**Task**
Count how many lines hold the word "this" and give that number as the whole answer.
↓↓↓
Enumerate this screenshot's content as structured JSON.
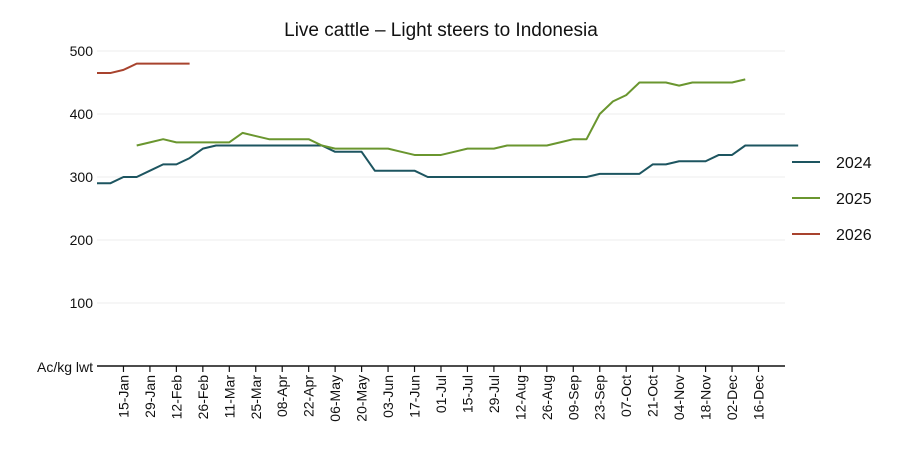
{
  "chart_data": {
    "type": "line",
    "title": "Live cattle – Light steers to Indonesia",
    "ylabel": "Ac/kg lwt",
    "ylim": [
      0,
      500
    ],
    "yticks": [
      100,
      200,
      300,
      400,
      500
    ],
    "grid": true,
    "legend_position": "right",
    "x_labels": [
      "15-Jan",
      "29-Jan",
      "12-Feb",
      "26-Feb",
      "11-Mar",
      "25-Mar",
      "08-Apr",
      "22-Apr",
      "06-May",
      "20-May",
      "03-Jun",
      "17-Jun",
      "01-Jul",
      "15-Jul",
      "29-Jul",
      "12-Aug",
      "26-Aug",
      "09-Sep",
      "23-Sep",
      "07-Oct",
      "21-Oct",
      "04-Nov",
      "18-Nov",
      "02-Dec",
      "16-Dec"
    ],
    "series": [
      {
        "name": "2024",
        "color": "#1d5560",
        "values": [
          290,
          290,
          300,
          300,
          310,
          320,
          320,
          330,
          345,
          350,
          350,
          350,
          350,
          350,
          350,
          350,
          350,
          350,
          340,
          340,
          340,
          310,
          310,
          310,
          310,
          300,
          300,
          300,
          300,
          300,
          300,
          300,
          300,
          300,
          300,
          300,
          300,
          300,
          305,
          305,
          305,
          305,
          320,
          320,
          325,
          325,
          325,
          335,
          335,
          350,
          350,
          350,
          350,
          350
        ]
      },
      {
        "name": "2025",
        "color": "#6a962f",
        "values": [
          null,
          null,
          null,
          350,
          355,
          360,
          355,
          355,
          355,
          355,
          355,
          370,
          365,
          360,
          360,
          360,
          360,
          350,
          345,
          345,
          345,
          345,
          345,
          340,
          335,
          335,
          335,
          340,
          345,
          345,
          345,
          350,
          350,
          350,
          350,
          355,
          360,
          360,
          400,
          420,
          430,
          450,
          450,
          450,
          445,
          450,
          450,
          450,
          450,
          455,
          null,
          null,
          null,
          null
        ]
      },
      {
        "name": "2026",
        "color": "#a8432e",
        "values": [
          465,
          465,
          470,
          480,
          480,
          480,
          480,
          480
        ]
      }
    ]
  }
}
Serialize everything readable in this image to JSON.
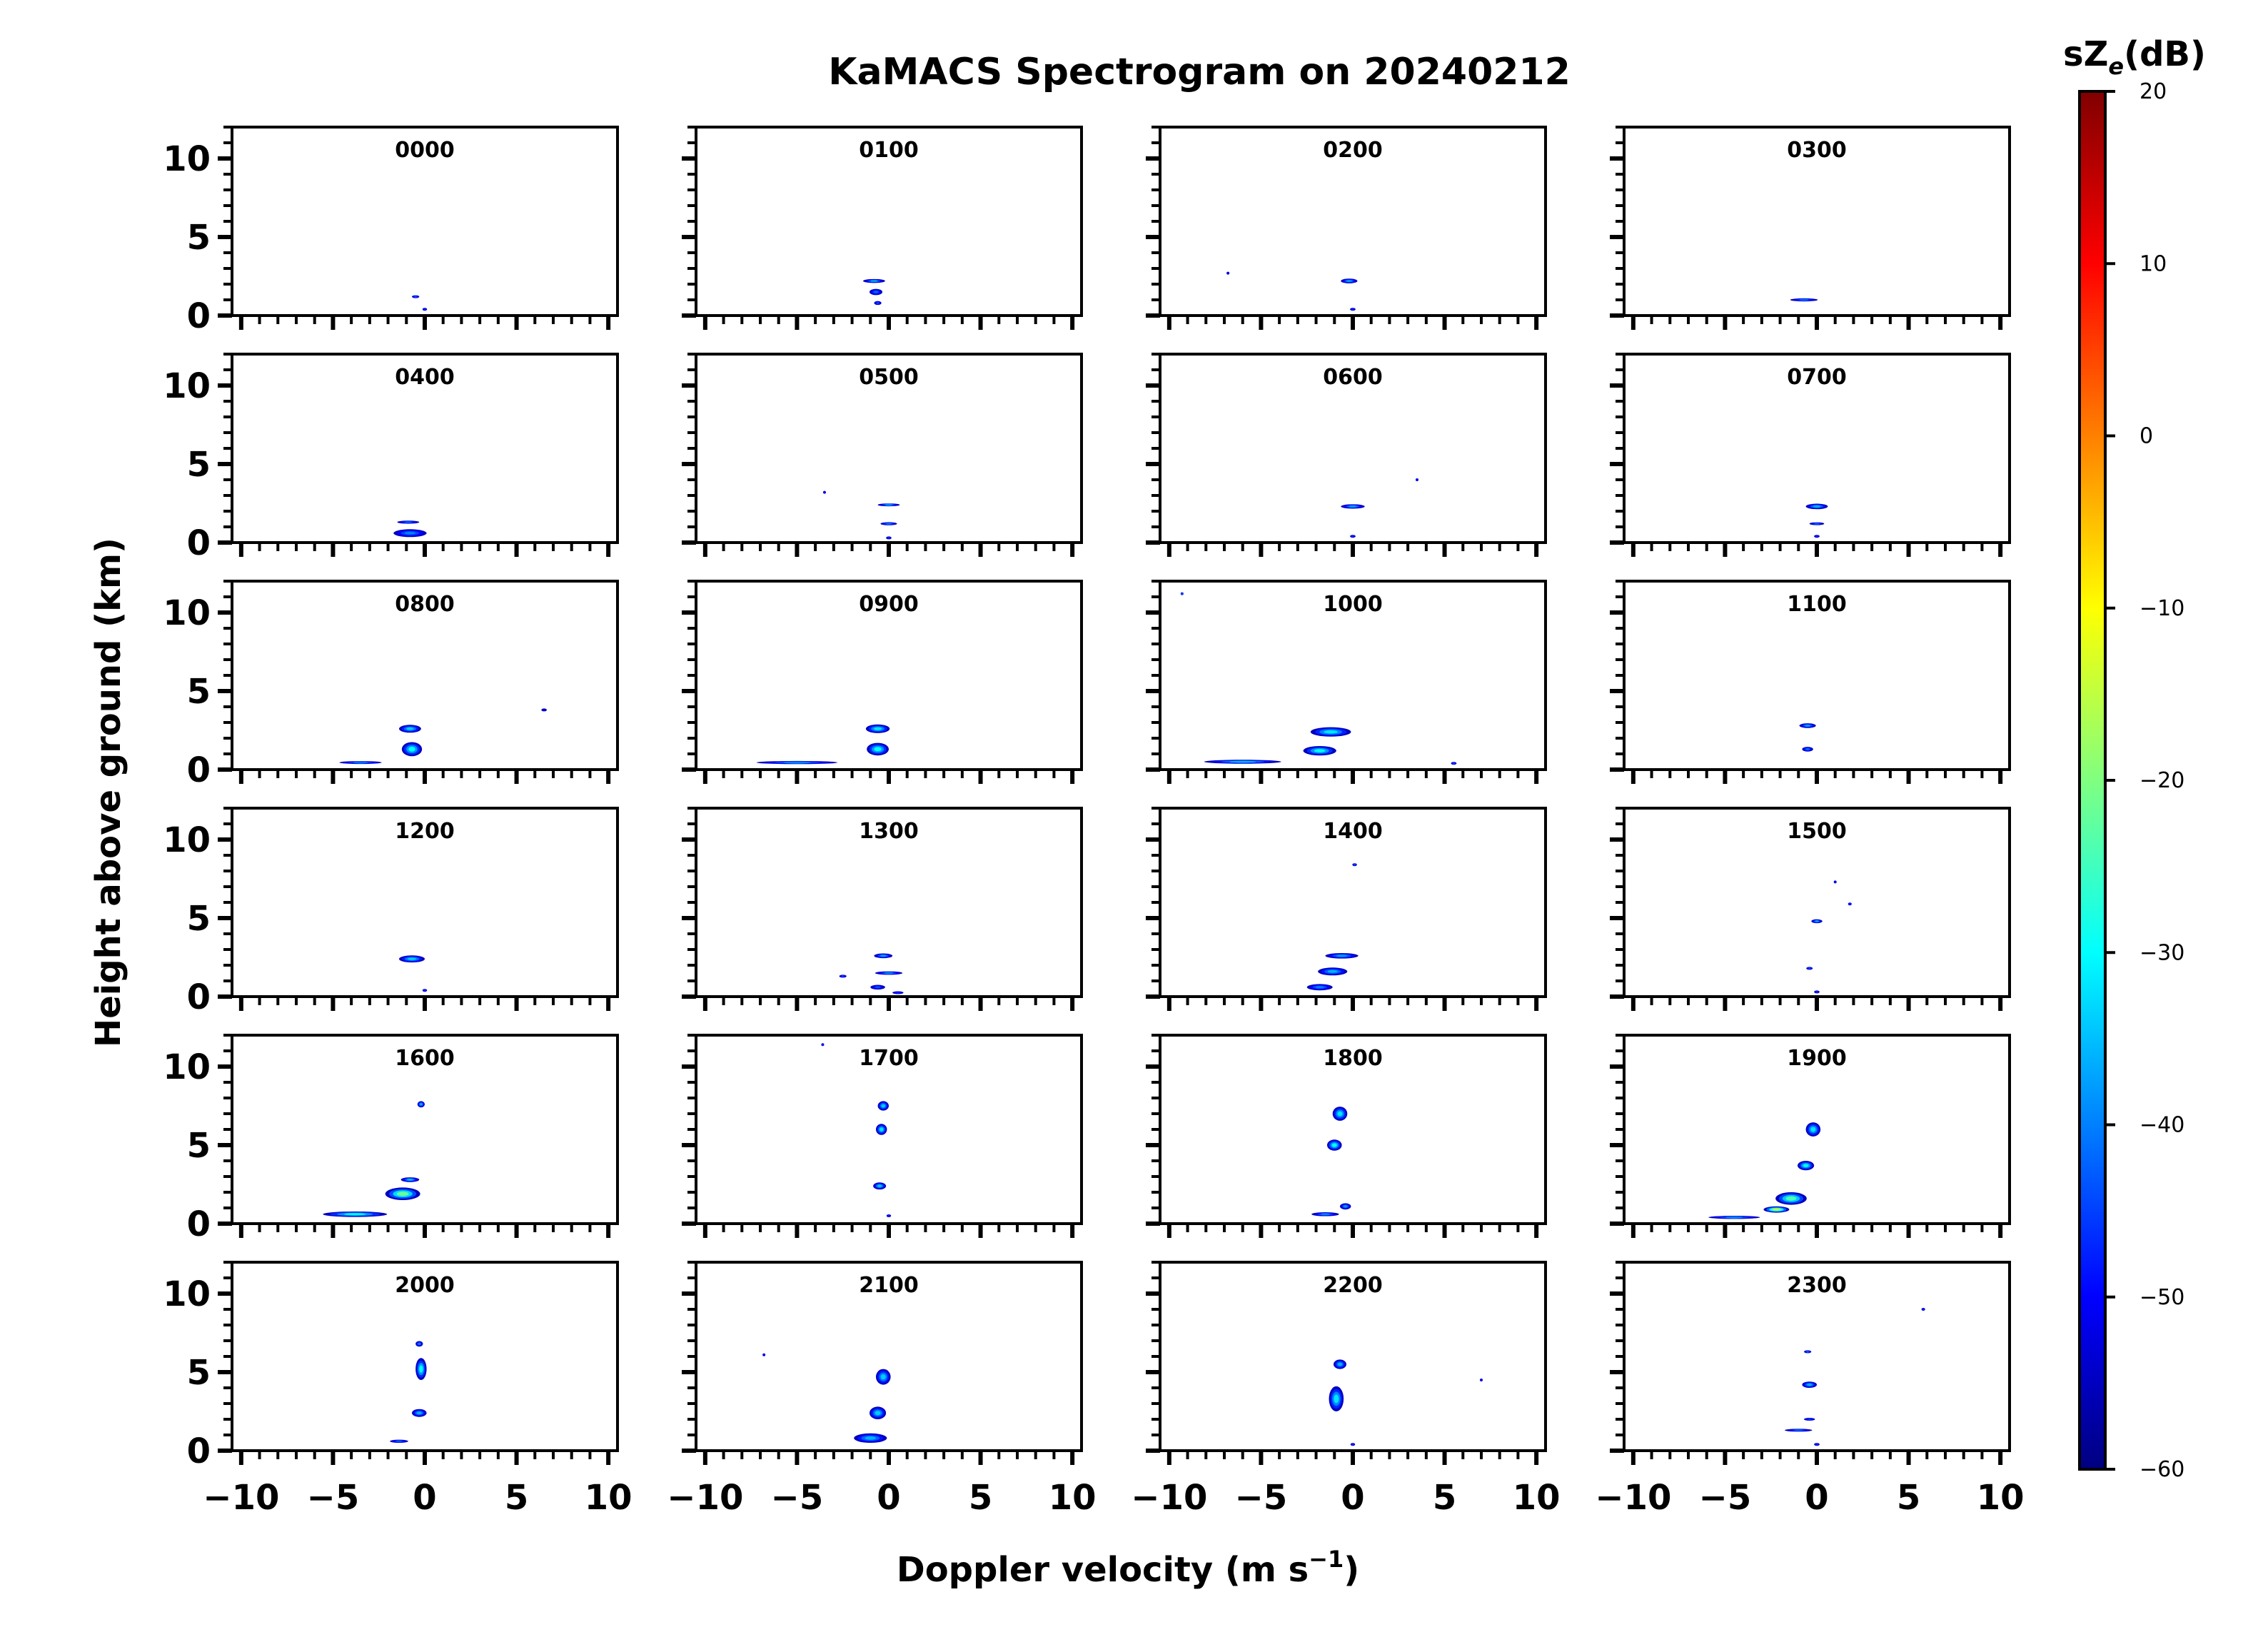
{
  "chart_data": {
    "type": "heatmap",
    "title": "KaMACS Spectrogram on 20240212",
    "xlabel": "Doppler velocity (m s",
    "xlabel_sup": "−1",
    "xlabel_close": ")",
    "ylabel": "Height above ground (km)",
    "xlim": [
      -10.5,
      10.5
    ],
    "ylim": [
      0,
      12
    ],
    "x_ticks": [
      -10,
      -5,
      0,
      5,
      10
    ],
    "x_tick_labels": [
      "−10",
      "−5",
      "0",
      "5",
      "10"
    ],
    "y_ticks": [
      0,
      5,
      10
    ],
    "y_tick_labels": [
      "0",
      "5",
      "10"
    ],
    "colorbar": {
      "label_main": "sZ",
      "label_sub": "e",
      "label_unit": "(dB)",
      "range": [
        -60,
        20
      ],
      "ticks": [
        20,
        10,
        0,
        -10,
        -20,
        -30,
        -40,
        -50,
        -60
      ],
      "tick_labels": [
        "20",
        "10",
        "0",
        "−10",
        "−20",
        "−30",
        "−40",
        "−50",
        "−60"
      ],
      "stops": [
        "#000080",
        "#0000ff",
        "#0080ff",
        "#00ffff",
        "#80ff80",
        "#ffff00",
        "#ff8000",
        "#ff0000",
        "#800000"
      ]
    },
    "panels": [
      {
        "label": "0000",
        "blobs": [
          [
            -0.5,
            1.2,
            0.4,
            0.08,
            -45
          ],
          [
            0,
            0.4,
            0.25,
            0.1,
            -48
          ]
        ]
      },
      {
        "label": "0100",
        "blobs": [
          [
            -0.8,
            2.2,
            1.2,
            0.25,
            -38
          ],
          [
            -0.7,
            1.5,
            0.7,
            0.4,
            -42
          ],
          [
            -0.6,
            0.8,
            0.4,
            0.25,
            -45
          ]
        ]
      },
      {
        "label": "0200",
        "blobs": [
          [
            -0.2,
            2.2,
            0.9,
            0.3,
            -38
          ],
          [
            0,
            0.4,
            0.3,
            0.1,
            -48
          ],
          [
            -6.8,
            2.7,
            0.1,
            0.05,
            -52
          ]
        ]
      },
      {
        "label": "0300",
        "blobs": [
          [
            -0.7,
            1.0,
            1.5,
            0.2,
            -42
          ]
        ]
      },
      {
        "label": "0400",
        "blobs": [
          [
            -0.9,
            1.3,
            1.2,
            0.2,
            -44
          ],
          [
            -0.8,
            0.6,
            1.8,
            0.5,
            -40
          ]
        ]
      },
      {
        "label": "0500",
        "blobs": [
          [
            0,
            2.4,
            1.2,
            0.15,
            -40
          ],
          [
            0,
            1.2,
            0.9,
            0.2,
            -42
          ],
          [
            0,
            0.3,
            0.3,
            0.1,
            -48
          ],
          [
            -3.5,
            3.2,
            0.12,
            0.06,
            -50
          ]
        ]
      },
      {
        "label": "0600",
        "blobs": [
          [
            0,
            2.3,
            1.3,
            0.28,
            -38
          ],
          [
            0,
            0.4,
            0.3,
            0.1,
            -48
          ],
          [
            3.5,
            4.0,
            0.12,
            0.06,
            -50
          ]
        ]
      },
      {
        "label": "0700",
        "blobs": [
          [
            0,
            2.3,
            1.2,
            0.35,
            -36
          ],
          [
            0,
            1.2,
            0.8,
            0.15,
            -44
          ],
          [
            0,
            0.4,
            0.3,
            0.1,
            -48
          ]
        ]
      },
      {
        "label": "0800",
        "blobs": [
          [
            -0.8,
            2.6,
            1.2,
            0.5,
            -34
          ],
          [
            -0.7,
            1.3,
            1.1,
            0.9,
            -30
          ],
          [
            -3.5,
            0.45,
            2.3,
            0.18,
            -42
          ],
          [
            6.5,
            3.8,
            0.3,
            0.05,
            -54
          ]
        ]
      },
      {
        "label": "0900",
        "blobs": [
          [
            -0.6,
            2.6,
            1.3,
            0.55,
            -32
          ],
          [
            -0.6,
            1.3,
            1.2,
            0.8,
            -30
          ],
          [
            -5,
            0.45,
            4.4,
            0.2,
            -40
          ]
        ]
      },
      {
        "label": "1000",
        "blobs": [
          [
            -1.2,
            2.4,
            2.2,
            0.6,
            -32
          ],
          [
            -1.8,
            1.2,
            1.8,
            0.6,
            -30
          ],
          [
            -6,
            0.5,
            4.2,
            0.25,
            -36
          ],
          [
            -9.3,
            11.2,
            0.15,
            0.08,
            -45
          ],
          [
            5.5,
            0.4,
            0.3,
            0.1,
            -46
          ]
        ]
      },
      {
        "label": "1100",
        "blobs": [
          [
            -0.5,
            2.8,
            0.9,
            0.3,
            -38
          ],
          [
            -0.5,
            1.3,
            0.6,
            0.3,
            -42
          ]
        ]
      },
      {
        "label": "1200",
        "blobs": [
          [
            -0.7,
            2.4,
            1.4,
            0.45,
            -34
          ],
          [
            0,
            0.4,
            0.25,
            0.1,
            -48
          ]
        ]
      },
      {
        "label": "1300",
        "blobs": [
          [
            -0.3,
            2.6,
            1.0,
            0.3,
            -38
          ],
          [
            0,
            1.5,
            1.5,
            0.22,
            -40
          ],
          [
            -2.5,
            1.3,
            0.4,
            0.08,
            -46
          ],
          [
            -0.6,
            0.6,
            0.8,
            0.3,
            -44
          ],
          [
            0.5,
            0.25,
            0.6,
            0.1,
            -48
          ]
        ]
      },
      {
        "label": "1400",
        "blobs": [
          [
            -0.6,
            2.6,
            1.8,
            0.35,
            -38
          ],
          [
            -1.1,
            1.6,
            1.6,
            0.5,
            -36
          ],
          [
            -1.8,
            0.6,
            1.4,
            0.4,
            -40
          ],
          [
            0.1,
            8.4,
            0.25,
            0.08,
            -46
          ]
        ]
      },
      {
        "label": "1500",
        "blobs": [
          [
            0,
            4.8,
            0.6,
            0.25,
            -38
          ],
          [
            -0.4,
            1.8,
            0.35,
            0.08,
            -46
          ],
          [
            0,
            0.3,
            0.3,
            0.1,
            -48
          ],
          [
            1.8,
            5.9,
            0.2,
            0.06,
            -48
          ],
          [
            1.0,
            7.3,
            0.15,
            0.05,
            -50
          ]
        ]
      },
      {
        "label": "1600",
        "blobs": [
          [
            -0.2,
            7.6,
            0.4,
            0.4,
            -36
          ],
          [
            -1.2,
            1.9,
            1.9,
            0.8,
            -22
          ],
          [
            -3.8,
            0.6,
            3.5,
            0.35,
            -30
          ],
          [
            -0.8,
            2.8,
            1.0,
            0.3,
            -36
          ]
        ]
      },
      {
        "label": "1700",
        "blobs": [
          [
            -0.3,
            7.5,
            0.6,
            0.6,
            -34
          ],
          [
            -0.4,
            6.0,
            0.6,
            0.7,
            -32
          ],
          [
            -0.5,
            2.4,
            0.7,
            0.45,
            -34
          ],
          [
            0,
            0.5,
            0.25,
            0.1,
            -48
          ],
          [
            -3.6,
            11.4,
            0.15,
            0.05,
            -48
          ]
        ]
      },
      {
        "label": "1800",
        "blobs": [
          [
            -0.7,
            7.0,
            0.8,
            0.9,
            -32
          ],
          [
            -1.0,
            5.0,
            0.8,
            0.7,
            -30
          ],
          [
            -1.5,
            0.6,
            1.5,
            0.25,
            -40
          ],
          [
            -0.4,
            1.1,
            0.6,
            0.4,
            -38
          ]
        ]
      },
      {
        "label": "1900",
        "blobs": [
          [
            -0.2,
            6.0,
            0.8,
            0.9,
            -32
          ],
          [
            -0.6,
            3.7,
            0.9,
            0.6,
            -30
          ],
          [
            -1.4,
            1.6,
            1.7,
            0.8,
            -24
          ],
          [
            -2.2,
            0.9,
            1.4,
            0.4,
            -15
          ],
          [
            -4.5,
            0.4,
            2.8,
            0.2,
            -40
          ]
        ]
      },
      {
        "label": "2000",
        "blobs": [
          [
            -0.2,
            5.2,
            0.6,
            1.4,
            -30
          ],
          [
            -0.3,
            2.4,
            0.8,
            0.5,
            -36
          ],
          [
            -1.4,
            0.6,
            1.0,
            0.2,
            -44
          ],
          [
            -0.3,
            6.8,
            0.4,
            0.35,
            -40
          ]
        ]
      },
      {
        "label": "2100",
        "blobs": [
          [
            -0.3,
            4.7,
            0.8,
            1.0,
            -34
          ],
          [
            -0.6,
            2.4,
            0.9,
            0.8,
            -34
          ],
          [
            -1.0,
            0.8,
            1.8,
            0.6,
            -36
          ],
          [
            -6.8,
            6.1,
            0.12,
            0.05,
            -50
          ]
        ]
      },
      {
        "label": "2200",
        "blobs": [
          [
            -0.7,
            5.5,
            0.7,
            0.6,
            -36
          ],
          [
            -0.9,
            3.3,
            0.8,
            1.6,
            -32
          ],
          [
            0,
            0.4,
            0.25,
            0.1,
            -48
          ],
          [
            7.0,
            4.5,
            0.15,
            0.05,
            -50
          ]
        ]
      },
      {
        "label": "2300",
        "blobs": [
          [
            -0.4,
            4.2,
            0.8,
            0.4,
            -36
          ],
          [
            -0.5,
            6.3,
            0.4,
            0.08,
            -44
          ],
          [
            -1.0,
            1.3,
            1.5,
            0.12,
            -44
          ],
          [
            -0.4,
            2.0,
            0.6,
            0.1,
            -46
          ],
          [
            0,
            0.4,
            0.3,
            0.1,
            -48
          ],
          [
            5.8,
            9.0,
            0.2,
            0.06,
            -48
          ]
        ]
      }
    ]
  }
}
↑↑↑
**Task solution**
2